Work required — Count every line in the entries that follow where the word "name" appears, then state only the total.

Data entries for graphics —
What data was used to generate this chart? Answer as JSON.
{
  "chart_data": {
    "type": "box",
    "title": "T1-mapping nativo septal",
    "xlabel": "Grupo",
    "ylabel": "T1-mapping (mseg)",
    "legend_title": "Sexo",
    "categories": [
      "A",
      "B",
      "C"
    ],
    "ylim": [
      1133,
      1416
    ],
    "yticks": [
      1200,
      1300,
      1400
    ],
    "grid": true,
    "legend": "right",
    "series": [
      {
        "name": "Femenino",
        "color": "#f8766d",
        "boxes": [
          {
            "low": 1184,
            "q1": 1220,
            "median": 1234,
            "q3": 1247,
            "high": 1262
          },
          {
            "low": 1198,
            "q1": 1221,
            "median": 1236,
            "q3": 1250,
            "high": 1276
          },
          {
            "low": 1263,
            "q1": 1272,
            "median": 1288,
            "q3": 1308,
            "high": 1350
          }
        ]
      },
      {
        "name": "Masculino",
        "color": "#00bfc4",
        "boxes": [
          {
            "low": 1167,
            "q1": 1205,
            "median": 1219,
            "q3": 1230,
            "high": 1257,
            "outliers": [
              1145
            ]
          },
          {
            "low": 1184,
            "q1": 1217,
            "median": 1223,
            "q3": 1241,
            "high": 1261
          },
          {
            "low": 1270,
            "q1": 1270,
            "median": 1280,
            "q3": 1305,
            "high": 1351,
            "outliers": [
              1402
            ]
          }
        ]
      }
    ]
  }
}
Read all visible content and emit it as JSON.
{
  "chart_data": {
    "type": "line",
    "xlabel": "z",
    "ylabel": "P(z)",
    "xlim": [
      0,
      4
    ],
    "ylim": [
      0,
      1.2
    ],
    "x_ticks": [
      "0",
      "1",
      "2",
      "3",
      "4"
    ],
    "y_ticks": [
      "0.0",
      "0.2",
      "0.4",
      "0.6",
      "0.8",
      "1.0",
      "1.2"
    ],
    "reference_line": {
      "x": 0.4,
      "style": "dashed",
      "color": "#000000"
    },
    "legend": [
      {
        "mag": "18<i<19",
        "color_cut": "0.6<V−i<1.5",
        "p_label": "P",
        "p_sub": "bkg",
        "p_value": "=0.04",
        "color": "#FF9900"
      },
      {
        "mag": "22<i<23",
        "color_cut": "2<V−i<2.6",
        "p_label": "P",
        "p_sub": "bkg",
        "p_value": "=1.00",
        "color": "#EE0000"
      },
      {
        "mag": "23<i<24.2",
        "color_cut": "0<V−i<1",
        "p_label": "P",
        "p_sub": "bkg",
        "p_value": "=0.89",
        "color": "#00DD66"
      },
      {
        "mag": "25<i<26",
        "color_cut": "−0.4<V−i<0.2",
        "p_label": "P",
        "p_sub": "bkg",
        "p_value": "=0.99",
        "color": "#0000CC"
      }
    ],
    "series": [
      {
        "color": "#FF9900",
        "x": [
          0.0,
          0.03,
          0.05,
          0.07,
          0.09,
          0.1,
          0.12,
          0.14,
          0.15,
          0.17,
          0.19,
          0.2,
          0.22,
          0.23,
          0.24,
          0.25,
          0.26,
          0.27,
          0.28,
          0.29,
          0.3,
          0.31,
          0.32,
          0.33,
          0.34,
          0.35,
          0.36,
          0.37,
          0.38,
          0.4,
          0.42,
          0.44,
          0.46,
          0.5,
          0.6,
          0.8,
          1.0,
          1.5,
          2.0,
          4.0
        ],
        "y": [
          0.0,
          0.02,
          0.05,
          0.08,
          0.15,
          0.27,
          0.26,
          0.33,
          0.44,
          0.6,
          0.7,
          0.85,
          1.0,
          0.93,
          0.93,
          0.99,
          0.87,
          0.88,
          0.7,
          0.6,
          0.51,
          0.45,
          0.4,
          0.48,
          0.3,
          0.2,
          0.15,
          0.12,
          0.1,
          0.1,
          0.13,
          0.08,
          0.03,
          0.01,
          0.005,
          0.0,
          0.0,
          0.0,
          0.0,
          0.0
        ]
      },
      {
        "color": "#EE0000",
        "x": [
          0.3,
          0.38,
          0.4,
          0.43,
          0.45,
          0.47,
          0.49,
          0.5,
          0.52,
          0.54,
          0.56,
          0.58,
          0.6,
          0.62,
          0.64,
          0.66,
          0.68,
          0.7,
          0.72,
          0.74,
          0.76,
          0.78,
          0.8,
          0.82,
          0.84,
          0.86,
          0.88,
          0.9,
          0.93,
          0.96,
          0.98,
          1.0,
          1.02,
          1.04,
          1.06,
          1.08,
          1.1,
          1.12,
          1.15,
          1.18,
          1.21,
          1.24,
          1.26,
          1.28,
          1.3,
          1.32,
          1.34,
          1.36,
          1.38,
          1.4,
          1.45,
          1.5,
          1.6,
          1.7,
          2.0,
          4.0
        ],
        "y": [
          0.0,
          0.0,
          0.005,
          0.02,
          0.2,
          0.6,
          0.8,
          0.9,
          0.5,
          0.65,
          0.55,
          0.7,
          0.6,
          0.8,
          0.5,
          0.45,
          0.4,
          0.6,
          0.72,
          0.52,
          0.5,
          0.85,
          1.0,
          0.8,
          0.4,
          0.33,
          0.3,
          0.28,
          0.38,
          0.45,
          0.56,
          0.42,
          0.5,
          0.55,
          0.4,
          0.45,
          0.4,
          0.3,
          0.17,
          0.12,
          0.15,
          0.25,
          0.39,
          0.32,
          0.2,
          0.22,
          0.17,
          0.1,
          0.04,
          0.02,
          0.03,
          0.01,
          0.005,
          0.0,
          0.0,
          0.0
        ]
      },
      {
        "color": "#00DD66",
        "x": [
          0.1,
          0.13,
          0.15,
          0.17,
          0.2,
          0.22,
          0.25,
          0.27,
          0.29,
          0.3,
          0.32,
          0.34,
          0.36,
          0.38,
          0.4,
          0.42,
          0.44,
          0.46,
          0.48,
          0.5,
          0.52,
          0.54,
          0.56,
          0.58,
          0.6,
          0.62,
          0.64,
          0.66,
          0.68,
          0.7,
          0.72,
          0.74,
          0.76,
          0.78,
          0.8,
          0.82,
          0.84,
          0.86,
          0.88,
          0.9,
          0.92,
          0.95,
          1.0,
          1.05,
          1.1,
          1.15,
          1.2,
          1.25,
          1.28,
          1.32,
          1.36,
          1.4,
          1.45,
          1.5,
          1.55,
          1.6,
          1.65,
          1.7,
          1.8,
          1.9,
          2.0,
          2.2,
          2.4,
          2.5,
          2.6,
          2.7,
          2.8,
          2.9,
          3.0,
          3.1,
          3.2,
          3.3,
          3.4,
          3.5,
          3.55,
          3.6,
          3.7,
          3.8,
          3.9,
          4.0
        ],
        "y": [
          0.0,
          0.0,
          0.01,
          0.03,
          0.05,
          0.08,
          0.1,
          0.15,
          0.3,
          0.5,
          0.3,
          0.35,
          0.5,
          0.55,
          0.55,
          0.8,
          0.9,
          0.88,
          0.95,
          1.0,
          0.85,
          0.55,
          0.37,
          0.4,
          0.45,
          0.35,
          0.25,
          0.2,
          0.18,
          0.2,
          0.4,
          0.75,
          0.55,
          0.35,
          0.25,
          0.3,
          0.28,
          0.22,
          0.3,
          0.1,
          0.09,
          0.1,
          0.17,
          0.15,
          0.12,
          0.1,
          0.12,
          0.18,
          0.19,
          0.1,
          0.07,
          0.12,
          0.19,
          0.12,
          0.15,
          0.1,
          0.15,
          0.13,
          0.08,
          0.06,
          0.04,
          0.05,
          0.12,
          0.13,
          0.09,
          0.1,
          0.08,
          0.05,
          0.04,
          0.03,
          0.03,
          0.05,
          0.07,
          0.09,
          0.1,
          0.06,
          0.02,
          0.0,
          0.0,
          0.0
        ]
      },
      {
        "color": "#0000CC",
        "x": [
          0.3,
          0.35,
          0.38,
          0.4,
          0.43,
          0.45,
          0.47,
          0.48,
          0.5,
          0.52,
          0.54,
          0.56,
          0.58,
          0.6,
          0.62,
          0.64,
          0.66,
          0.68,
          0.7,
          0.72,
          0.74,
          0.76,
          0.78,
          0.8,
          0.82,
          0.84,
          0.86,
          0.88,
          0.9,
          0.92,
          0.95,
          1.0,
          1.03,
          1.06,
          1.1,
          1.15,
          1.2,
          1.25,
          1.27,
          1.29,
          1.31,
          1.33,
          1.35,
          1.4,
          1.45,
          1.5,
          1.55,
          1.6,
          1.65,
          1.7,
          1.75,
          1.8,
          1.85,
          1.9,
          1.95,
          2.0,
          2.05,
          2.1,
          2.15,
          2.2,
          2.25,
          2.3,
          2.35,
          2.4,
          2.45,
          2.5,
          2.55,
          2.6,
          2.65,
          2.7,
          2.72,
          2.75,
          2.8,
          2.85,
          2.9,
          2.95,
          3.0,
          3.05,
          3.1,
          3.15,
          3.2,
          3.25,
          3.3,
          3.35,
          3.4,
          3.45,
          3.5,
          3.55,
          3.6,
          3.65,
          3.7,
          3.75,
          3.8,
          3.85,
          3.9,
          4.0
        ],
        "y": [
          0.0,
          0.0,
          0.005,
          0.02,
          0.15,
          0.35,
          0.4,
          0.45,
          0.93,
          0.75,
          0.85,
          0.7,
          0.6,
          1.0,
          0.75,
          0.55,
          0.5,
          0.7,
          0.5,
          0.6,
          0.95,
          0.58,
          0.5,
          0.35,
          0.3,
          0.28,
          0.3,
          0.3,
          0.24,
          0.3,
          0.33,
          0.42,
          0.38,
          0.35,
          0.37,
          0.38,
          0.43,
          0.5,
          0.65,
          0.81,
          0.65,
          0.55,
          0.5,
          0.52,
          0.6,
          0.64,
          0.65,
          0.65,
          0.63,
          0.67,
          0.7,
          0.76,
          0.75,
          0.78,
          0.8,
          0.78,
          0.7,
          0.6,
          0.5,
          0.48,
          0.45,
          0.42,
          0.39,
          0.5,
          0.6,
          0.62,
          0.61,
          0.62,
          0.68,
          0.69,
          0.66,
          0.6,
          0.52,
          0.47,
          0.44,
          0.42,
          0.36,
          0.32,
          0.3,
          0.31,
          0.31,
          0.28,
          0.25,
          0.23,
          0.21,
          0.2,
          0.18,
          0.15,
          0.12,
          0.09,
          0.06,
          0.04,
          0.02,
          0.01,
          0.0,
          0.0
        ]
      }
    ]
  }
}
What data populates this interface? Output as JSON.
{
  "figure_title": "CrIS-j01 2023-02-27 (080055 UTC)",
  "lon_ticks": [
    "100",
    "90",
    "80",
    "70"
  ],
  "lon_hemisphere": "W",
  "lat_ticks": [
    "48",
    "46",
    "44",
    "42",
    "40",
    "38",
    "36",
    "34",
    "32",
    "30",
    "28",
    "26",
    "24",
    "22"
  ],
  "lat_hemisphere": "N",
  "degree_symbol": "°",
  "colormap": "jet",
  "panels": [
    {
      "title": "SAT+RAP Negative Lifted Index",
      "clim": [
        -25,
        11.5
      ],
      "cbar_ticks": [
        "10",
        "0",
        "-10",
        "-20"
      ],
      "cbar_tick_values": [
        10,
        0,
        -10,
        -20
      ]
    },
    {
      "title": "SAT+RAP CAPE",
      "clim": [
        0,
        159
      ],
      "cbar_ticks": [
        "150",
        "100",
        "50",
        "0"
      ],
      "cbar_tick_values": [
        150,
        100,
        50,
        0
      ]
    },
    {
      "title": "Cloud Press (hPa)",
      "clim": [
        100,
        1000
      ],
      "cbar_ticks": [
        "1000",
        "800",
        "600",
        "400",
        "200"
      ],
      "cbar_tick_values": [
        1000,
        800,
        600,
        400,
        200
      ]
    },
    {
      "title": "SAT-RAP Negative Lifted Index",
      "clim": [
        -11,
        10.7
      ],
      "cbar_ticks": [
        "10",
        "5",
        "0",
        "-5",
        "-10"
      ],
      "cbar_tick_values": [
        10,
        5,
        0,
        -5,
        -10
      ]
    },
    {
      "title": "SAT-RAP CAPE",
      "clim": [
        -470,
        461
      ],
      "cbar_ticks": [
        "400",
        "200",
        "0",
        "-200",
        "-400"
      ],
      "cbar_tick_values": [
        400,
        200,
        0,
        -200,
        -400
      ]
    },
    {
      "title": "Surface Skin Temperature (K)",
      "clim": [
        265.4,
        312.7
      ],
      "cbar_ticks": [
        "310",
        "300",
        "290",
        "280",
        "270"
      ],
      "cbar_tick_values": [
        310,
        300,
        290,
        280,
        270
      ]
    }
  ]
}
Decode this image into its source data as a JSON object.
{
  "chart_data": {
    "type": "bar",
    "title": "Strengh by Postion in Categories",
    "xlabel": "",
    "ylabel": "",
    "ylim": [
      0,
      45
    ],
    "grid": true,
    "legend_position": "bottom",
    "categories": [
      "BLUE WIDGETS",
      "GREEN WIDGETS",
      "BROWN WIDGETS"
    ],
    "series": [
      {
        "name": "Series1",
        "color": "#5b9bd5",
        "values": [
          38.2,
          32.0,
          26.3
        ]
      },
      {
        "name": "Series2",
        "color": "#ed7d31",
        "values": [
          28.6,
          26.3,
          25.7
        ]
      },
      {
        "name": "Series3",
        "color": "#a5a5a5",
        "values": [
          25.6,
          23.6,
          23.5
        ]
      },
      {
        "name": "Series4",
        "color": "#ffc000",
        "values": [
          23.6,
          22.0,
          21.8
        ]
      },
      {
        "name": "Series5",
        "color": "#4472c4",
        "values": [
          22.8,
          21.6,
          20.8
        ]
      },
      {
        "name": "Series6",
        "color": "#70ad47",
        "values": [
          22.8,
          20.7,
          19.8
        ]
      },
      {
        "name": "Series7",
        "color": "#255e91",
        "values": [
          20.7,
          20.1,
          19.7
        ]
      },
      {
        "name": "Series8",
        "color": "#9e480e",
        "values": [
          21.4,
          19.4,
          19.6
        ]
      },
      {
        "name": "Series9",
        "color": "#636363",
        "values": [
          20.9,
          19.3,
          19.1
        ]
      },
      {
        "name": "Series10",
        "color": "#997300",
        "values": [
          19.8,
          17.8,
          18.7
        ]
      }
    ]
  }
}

Expected output — 12